*GOAL*. Write out all records as given; omit images.

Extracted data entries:

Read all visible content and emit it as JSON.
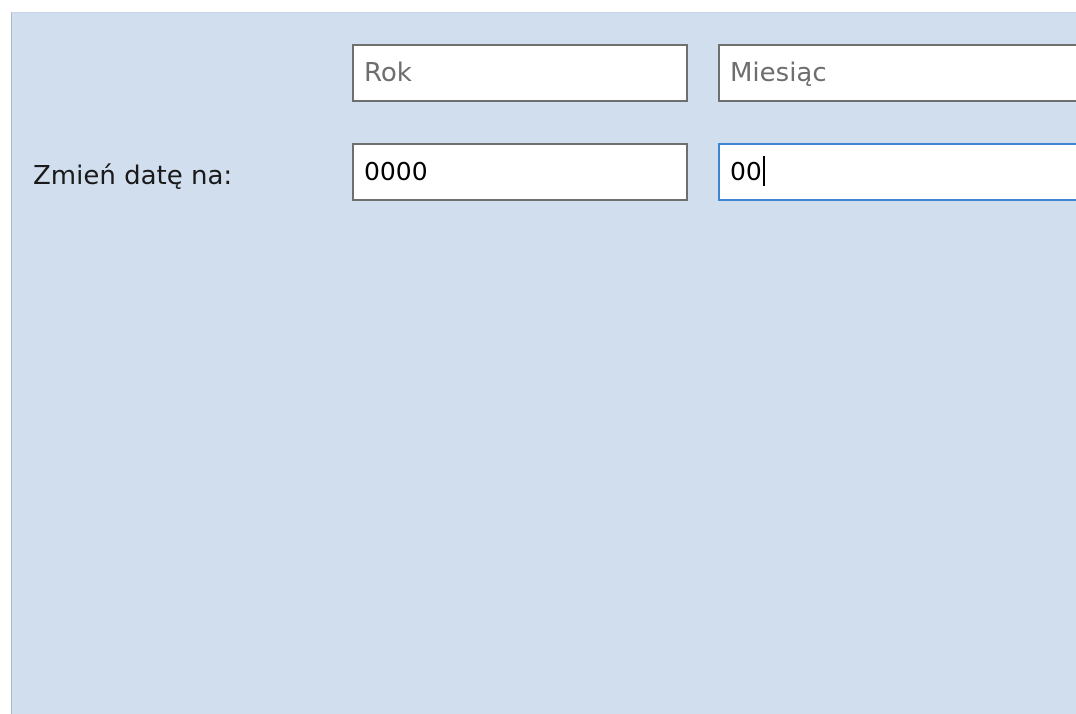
{
  "form": {
    "label": "Zmień datę na:",
    "year_header": "Rok",
    "month_header": "Miesiąc",
    "year_value": "0000",
    "month_value": "00"
  },
  "colors": {
    "panel_background": "#d1deee",
    "focus_border": "#3e86d2"
  }
}
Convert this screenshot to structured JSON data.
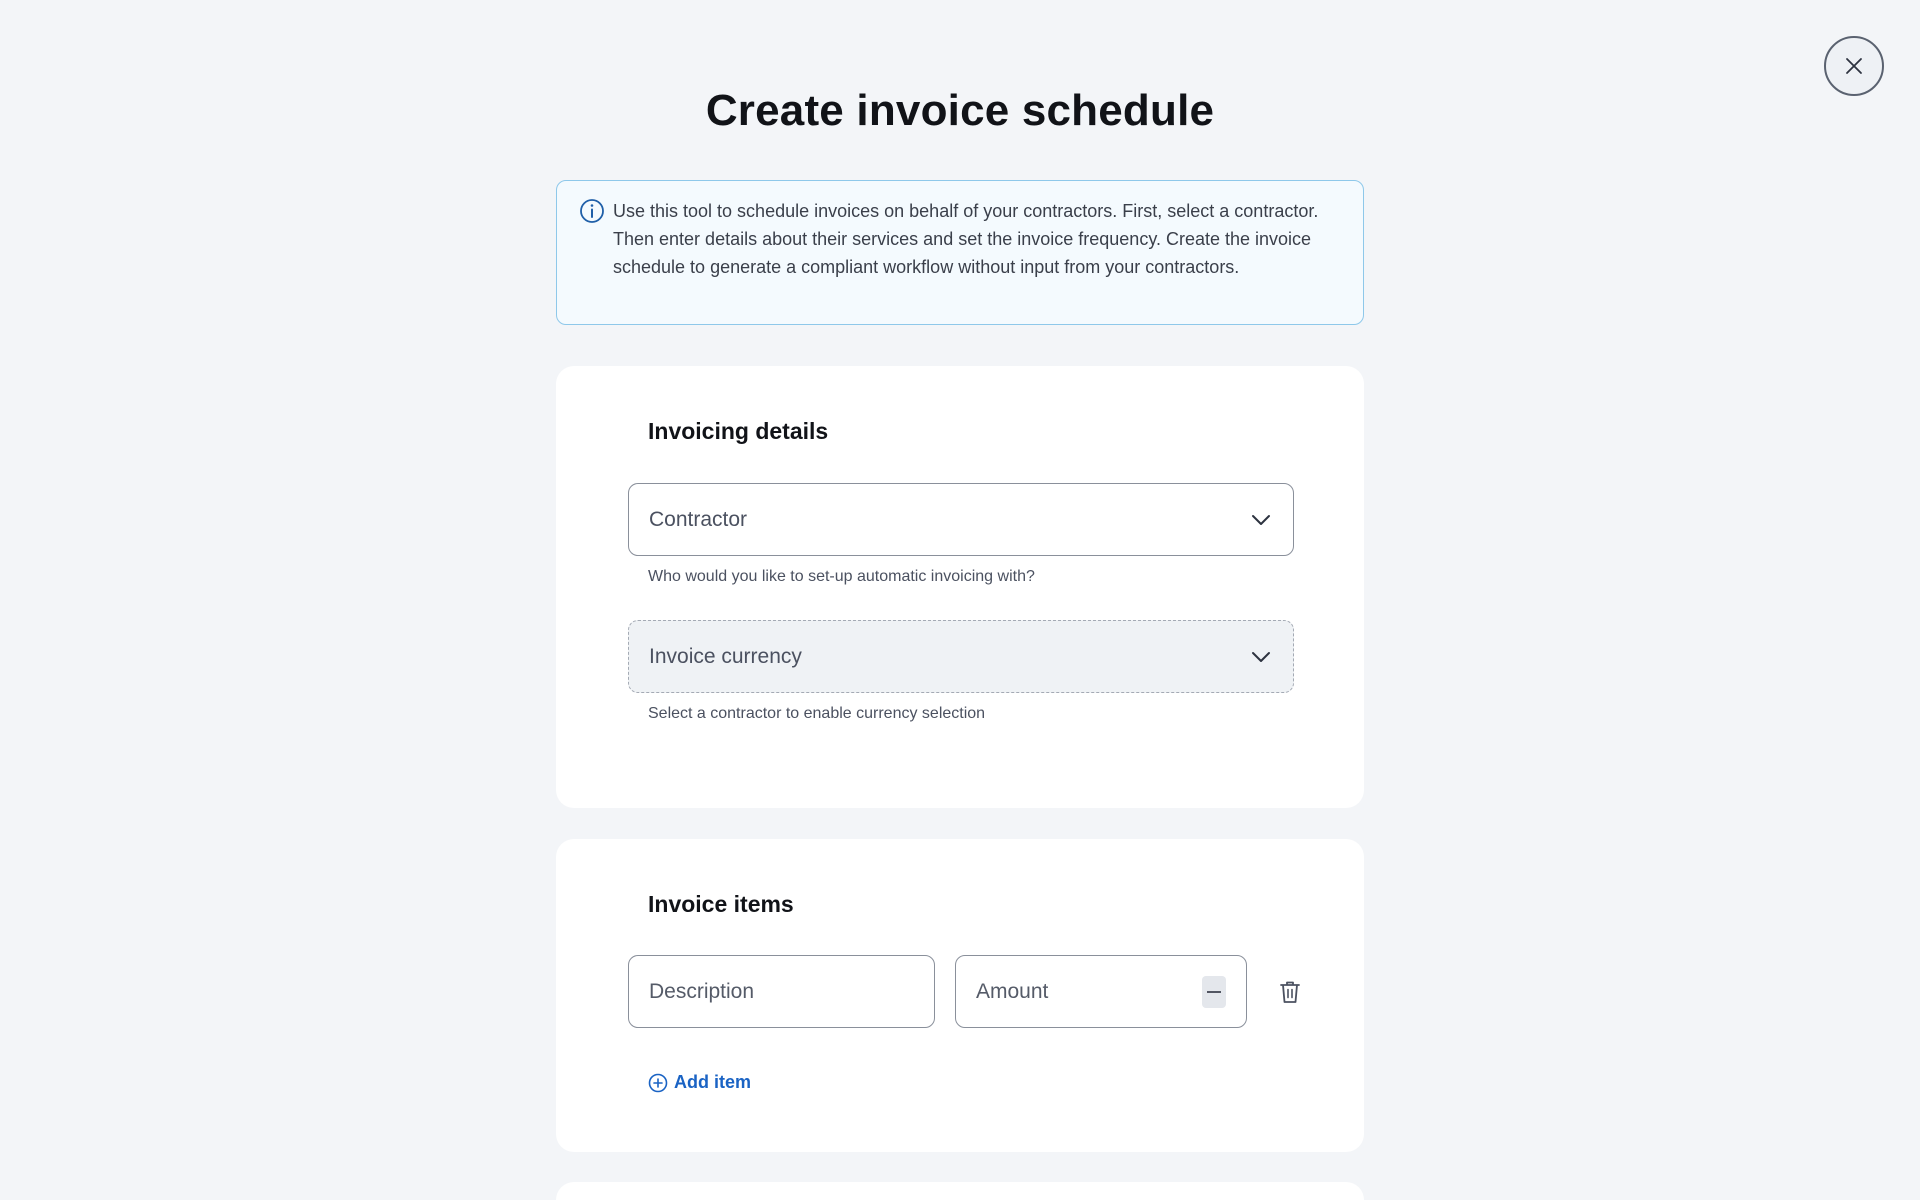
{
  "header": {
    "title": "Create invoice schedule",
    "close_icon": "close-icon"
  },
  "info_banner": {
    "icon": "info-icon",
    "text": "Use this tool to schedule invoices on behalf of your contractors. First, select a contractor. Then enter details about their services and set the invoice frequency. Create the invoice schedule to generate a compliant workflow without input from your contractors."
  },
  "invoicing_details": {
    "heading": "Invoicing details",
    "contractor": {
      "placeholder": "Contractor",
      "helper": "Who would you like to set-up automatic invoicing with?"
    },
    "currency": {
      "placeholder": "Invoice currency",
      "helper": "Select a contractor to enable currency selection",
      "disabled": true
    }
  },
  "invoice_items": {
    "heading": "Invoice items",
    "description_placeholder": "Description",
    "amount_placeholder": "Amount",
    "add_item_label": "Add item"
  },
  "colors": {
    "background": "#f3f5f8",
    "accent": "#1a63c4",
    "info_border": "#8ec8ea",
    "card": "#ffffff"
  }
}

*RESULT*.
Read all visible content and emit it as JSON.
{
  "form": {
    "label": "Zmień datę na:",
    "year_header": "Rok",
    "month_header": "Miesiąc",
    "year_value": "0000",
    "month_value": "00"
  },
  "colors": {
    "panel_background": "#d1deee",
    "focus_border": "#3e86d2"
  }
}
Convert this screenshot to structured JSON data.
{
  "header": {
    "title": "Create invoice schedule",
    "close_icon": "close-icon"
  },
  "info_banner": {
    "icon": "info-icon",
    "text": "Use this tool to schedule invoices on behalf of your contractors. First, select a contractor. Then enter details about their services and set the invoice frequency. Create the invoice schedule to generate a compliant workflow without input from your contractors."
  },
  "invoicing_details": {
    "heading": "Invoicing details",
    "contractor": {
      "placeholder": "Contractor",
      "helper": "Who would you like to set-up automatic invoicing with?"
    },
    "currency": {
      "placeholder": "Invoice currency",
      "helper": "Select a contractor to enable currency selection",
      "disabled": true
    }
  },
  "invoice_items": {
    "heading": "Invoice items",
    "description_placeholder": "Description",
    "amount_placeholder": "Amount",
    "add_item_label": "Add item"
  },
  "colors": {
    "background": "#f3f5f8",
    "accent": "#1a63c4",
    "info_border": "#8ec8ea",
    "card": "#ffffff"
  }
}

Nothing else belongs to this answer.